== PROBLEM STATEMENT ==
Everything in the listing should be restated word for word.

== EXERCISE INPUTS ==

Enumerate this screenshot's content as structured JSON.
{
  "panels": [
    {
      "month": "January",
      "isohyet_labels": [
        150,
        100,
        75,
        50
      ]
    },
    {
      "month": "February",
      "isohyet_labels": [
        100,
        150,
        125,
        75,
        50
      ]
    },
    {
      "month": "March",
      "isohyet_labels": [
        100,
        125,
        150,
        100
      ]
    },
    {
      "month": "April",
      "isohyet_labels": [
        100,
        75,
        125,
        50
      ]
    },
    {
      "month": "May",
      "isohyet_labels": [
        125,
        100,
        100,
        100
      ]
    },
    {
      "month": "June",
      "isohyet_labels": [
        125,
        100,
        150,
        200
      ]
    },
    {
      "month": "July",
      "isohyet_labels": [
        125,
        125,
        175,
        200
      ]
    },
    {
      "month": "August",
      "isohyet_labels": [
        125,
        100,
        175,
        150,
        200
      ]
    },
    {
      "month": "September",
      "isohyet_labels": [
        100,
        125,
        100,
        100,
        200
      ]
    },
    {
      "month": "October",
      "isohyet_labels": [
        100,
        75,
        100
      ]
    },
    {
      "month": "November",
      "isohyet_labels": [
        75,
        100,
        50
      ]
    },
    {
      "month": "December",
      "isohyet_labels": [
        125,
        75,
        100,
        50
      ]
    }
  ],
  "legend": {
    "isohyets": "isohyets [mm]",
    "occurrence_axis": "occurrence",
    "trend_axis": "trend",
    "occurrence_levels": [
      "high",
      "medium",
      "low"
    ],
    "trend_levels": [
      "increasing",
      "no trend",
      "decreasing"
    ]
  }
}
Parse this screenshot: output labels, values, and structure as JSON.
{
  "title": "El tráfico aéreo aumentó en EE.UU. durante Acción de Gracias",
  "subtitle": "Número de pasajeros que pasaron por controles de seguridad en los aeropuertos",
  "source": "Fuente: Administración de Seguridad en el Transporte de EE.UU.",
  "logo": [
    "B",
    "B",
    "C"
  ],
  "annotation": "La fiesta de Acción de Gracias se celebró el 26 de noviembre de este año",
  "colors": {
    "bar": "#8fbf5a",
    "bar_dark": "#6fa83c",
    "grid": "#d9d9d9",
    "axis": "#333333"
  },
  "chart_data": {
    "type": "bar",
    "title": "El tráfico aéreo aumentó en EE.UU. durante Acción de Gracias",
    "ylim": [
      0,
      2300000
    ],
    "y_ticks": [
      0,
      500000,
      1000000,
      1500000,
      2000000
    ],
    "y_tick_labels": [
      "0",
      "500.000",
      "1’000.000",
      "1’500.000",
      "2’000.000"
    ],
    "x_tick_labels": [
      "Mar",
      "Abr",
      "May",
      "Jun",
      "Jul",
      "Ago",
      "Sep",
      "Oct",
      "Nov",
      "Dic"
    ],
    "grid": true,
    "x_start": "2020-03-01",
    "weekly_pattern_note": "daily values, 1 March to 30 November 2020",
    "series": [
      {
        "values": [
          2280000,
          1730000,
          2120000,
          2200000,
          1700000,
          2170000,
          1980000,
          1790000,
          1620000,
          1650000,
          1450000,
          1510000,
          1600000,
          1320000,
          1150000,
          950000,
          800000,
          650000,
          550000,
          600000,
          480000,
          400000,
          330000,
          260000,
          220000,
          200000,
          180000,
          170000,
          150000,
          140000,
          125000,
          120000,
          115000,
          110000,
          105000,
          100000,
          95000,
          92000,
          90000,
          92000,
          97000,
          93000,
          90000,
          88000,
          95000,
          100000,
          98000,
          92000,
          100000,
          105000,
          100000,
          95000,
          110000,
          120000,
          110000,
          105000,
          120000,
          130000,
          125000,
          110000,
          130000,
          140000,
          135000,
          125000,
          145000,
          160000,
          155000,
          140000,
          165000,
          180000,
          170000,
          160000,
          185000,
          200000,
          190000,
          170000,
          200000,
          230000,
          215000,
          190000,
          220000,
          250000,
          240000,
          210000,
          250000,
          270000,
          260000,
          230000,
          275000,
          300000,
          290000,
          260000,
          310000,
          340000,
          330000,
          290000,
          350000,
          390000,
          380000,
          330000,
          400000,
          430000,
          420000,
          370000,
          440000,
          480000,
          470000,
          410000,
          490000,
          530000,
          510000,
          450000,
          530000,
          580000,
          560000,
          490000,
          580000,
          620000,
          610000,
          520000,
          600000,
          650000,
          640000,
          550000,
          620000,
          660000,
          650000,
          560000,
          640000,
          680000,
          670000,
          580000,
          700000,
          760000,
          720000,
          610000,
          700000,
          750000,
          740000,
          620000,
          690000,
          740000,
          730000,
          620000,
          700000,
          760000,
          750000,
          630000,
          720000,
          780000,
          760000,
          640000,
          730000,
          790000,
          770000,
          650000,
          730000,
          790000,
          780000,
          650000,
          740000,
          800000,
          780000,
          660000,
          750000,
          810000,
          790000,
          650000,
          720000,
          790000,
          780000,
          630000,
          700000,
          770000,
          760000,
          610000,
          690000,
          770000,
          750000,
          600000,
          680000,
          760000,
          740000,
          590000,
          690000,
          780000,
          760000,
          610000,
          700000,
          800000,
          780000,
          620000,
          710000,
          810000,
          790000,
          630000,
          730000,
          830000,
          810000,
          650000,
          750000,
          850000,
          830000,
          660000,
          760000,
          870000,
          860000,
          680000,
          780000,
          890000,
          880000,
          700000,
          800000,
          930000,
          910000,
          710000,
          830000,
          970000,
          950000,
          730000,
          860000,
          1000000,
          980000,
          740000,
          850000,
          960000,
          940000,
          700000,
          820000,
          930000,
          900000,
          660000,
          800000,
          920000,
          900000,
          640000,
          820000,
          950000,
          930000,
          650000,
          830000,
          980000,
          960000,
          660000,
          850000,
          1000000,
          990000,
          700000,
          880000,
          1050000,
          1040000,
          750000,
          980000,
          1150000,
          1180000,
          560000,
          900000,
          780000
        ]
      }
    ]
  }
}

== ANSWER TO THIS TASK ==
Enumerate this screenshot's content as structured JSON.
{
  "panels": [
    {
      "month": "January",
      "isohyet_labels": [
        150,
        100,
        75,
        50
      ]
    },
    {
      "month": "February",
      "isohyet_labels": [
        100,
        150,
        125,
        75,
        50
      ]
    },
    {
      "month": "March",
      "isohyet_labels": [
        100,
        125,
        150,
        100
      ]
    },
    {
      "month": "April",
      "isohyet_labels": [
        100,
        75,
        125,
        50
      ]
    },
    {
      "month": "May",
      "isohyet_labels": [
        125,
        100,
        100,
        100
      ]
    },
    {
      "month": "June",
      "isohyet_labels": [
        125,
        100,
        150,
        200
      ]
    },
    {
      "month": "July",
      "isohyet_labels": [
        125,
        125,
        175,
        200
      ]
    },
    {
      "month": "August",
      "isohyet_labels": [
        125,
        100,
        175,
        150,
        200
      ]
    },
    {
      "month": "September",
      "isohyet_labels": [
        100,
        125,
        100,
        100,
        200
      ]
    },
    {
      "month": "October",
      "isohyet_labels": [
        100,
        75,
        100
      ]
    },
    {
      "month": "November",
      "isohyet_labels": [
        75,
        100,
        50
      ]
    },
    {
      "month": "December",
      "isohyet_labels": [
        125,
        75,
        100,
        50
      ]
    }
  ],
  "legend": {
    "isohyets": "isohyets [mm]",
    "occurrence_axis": "occurrence",
    "trend_axis": "trend",
    "occurrence_levels": [
      "high",
      "medium",
      "low"
    ],
    "trend_levels": [
      "increasing",
      "no trend",
      "decreasing"
    ]
  }
}
Parse this screenshot: output labels, values, and structure as JSON.
{
  "title": "El tráfico aéreo aumentó en EE.UU. durante Acción de Gracias",
  "subtitle": "Número de pasajeros que pasaron por controles de seguridad en los aeropuertos",
  "source": "Fuente: Administración de Seguridad en el Transporte de EE.UU.",
  "logo": [
    "B",
    "B",
    "C"
  ],
  "annotation": "La fiesta de Acción de Gracias se celebró el 26 de noviembre de este año",
  "colors": {
    "bar": "#8fbf5a",
    "bar_dark": "#6fa83c",
    "grid": "#d9d9d9",
    "axis": "#333333"
  },
  "chart_data": {
    "type": "bar",
    "title": "El tráfico aéreo aumentó en EE.UU. durante Acción de Gracias",
    "ylim": [
      0,
      2300000
    ],
    "y_ticks": [
      0,
      500000,
      1000000,
      1500000,
      2000000
    ],
    "y_tick_labels": [
      "0",
      "500.000",
      "1’000.000",
      "1’500.000",
      "2’000.000"
    ],
    "x_tick_labels": [
      "Mar",
      "Abr",
      "May",
      "Jun",
      "Jul",
      "Ago",
      "Sep",
      "Oct",
      "Nov",
      "Dic"
    ],
    "grid": true,
    "x_start": "2020-03-01",
    "weekly_pattern_note": "daily values, 1 March to 30 November 2020",
    "series": [
      {
        "values": [
          2280000,
          1730000,
          2120000,
          2200000,
          1700000,
          2170000,
          1980000,
          1790000,
          1620000,
          1650000,
          1450000,
          1510000,
          1600000,
          1320000,
          1150000,
          950000,
          800000,
          650000,
          550000,
          600000,
          480000,
          400000,
          330000,
          260000,
          220000,
          200000,
          180000,
          170000,
          150000,
          140000,
          125000,
          120000,
          115000,
          110000,
          105000,
          100000,
          95000,
          92000,
          90000,
          92000,
          97000,
          93000,
          90000,
          88000,
          95000,
          100000,
          98000,
          92000,
          100000,
          105000,
          100000,
          95000,
          110000,
          120000,
          110000,
          105000,
          120000,
          130000,
          125000,
          110000,
          130000,
          140000,
          135000,
          125000,
          145000,
          160000,
          155000,
          140000,
          165000,
          180000,
          170000,
          160000,
          185000,
          200000,
          190000,
          170000,
          200000,
          230000,
          215000,
          190000,
          220000,
          250000,
          240000,
          210000,
          250000,
          270000,
          260000,
          230000,
          275000,
          300000,
          290000,
          260000,
          310000,
          340000,
          330000,
          290000,
          350000,
          390000,
          380000,
          330000,
          400000,
          430000,
          420000,
          370000,
          440000,
          480000,
          470000,
          410000,
          490000,
          530000,
          510000,
          450000,
          530000,
          580000,
          560000,
          490000,
          580000,
          620000,
          610000,
          520000,
          600000,
          650000,
          640000,
          550000,
          620000,
          660000,
          650000,
          560000,
          640000,
          680000,
          670000,
          580000,
          700000,
          760000,
          720000,
          610000,
          700000,
          750000,
          740000,
          620000,
          690000,
          740000,
          730000,
          620000,
          700000,
          760000,
          750000,
          630000,
          720000,
          780000,
          760000,
          640000,
          730000,
          790000,
          770000,
          650000,
          730000,
          790000,
          780000,
          650000,
          740000,
          800000,
          780000,
          660000,
          750000,
          810000,
          790000,
          650000,
          720000,
          790000,
          780000,
          630000,
          700000,
          770000,
          760000,
          610000,
          690000,
          770000,
          750000,
          600000,
          680000,
          760000,
          740000,
          590000,
          690000,
          780000,
          760000,
          610000,
          700000,
          800000,
          780000,
          620000,
          710000,
          810000,
          790000,
          630000,
          730000,
          830000,
          810000,
          650000,
          750000,
          850000,
          830000,
          660000,
          760000,
          870000,
          860000,
          680000,
          780000,
          890000,
          880000,
          700000,
          800000,
          930000,
          910000,
          710000,
          830000,
          970000,
          950000,
          730000,
          860000,
          1000000,
          980000,
          740000,
          850000,
          960000,
          940000,
          700000,
          820000,
          930000,
          900000,
          660000,
          800000,
          920000,
          900000,
          640000,
          820000,
          950000,
          930000,
          650000,
          830000,
          980000,
          960000,
          660000,
          850000,
          1000000,
          990000,
          700000,
          880000,
          1050000,
          1040000,
          750000,
          980000,
          1150000,
          1180000,
          560000,
          900000,
          780000
        ]
      }
    ]
  }
}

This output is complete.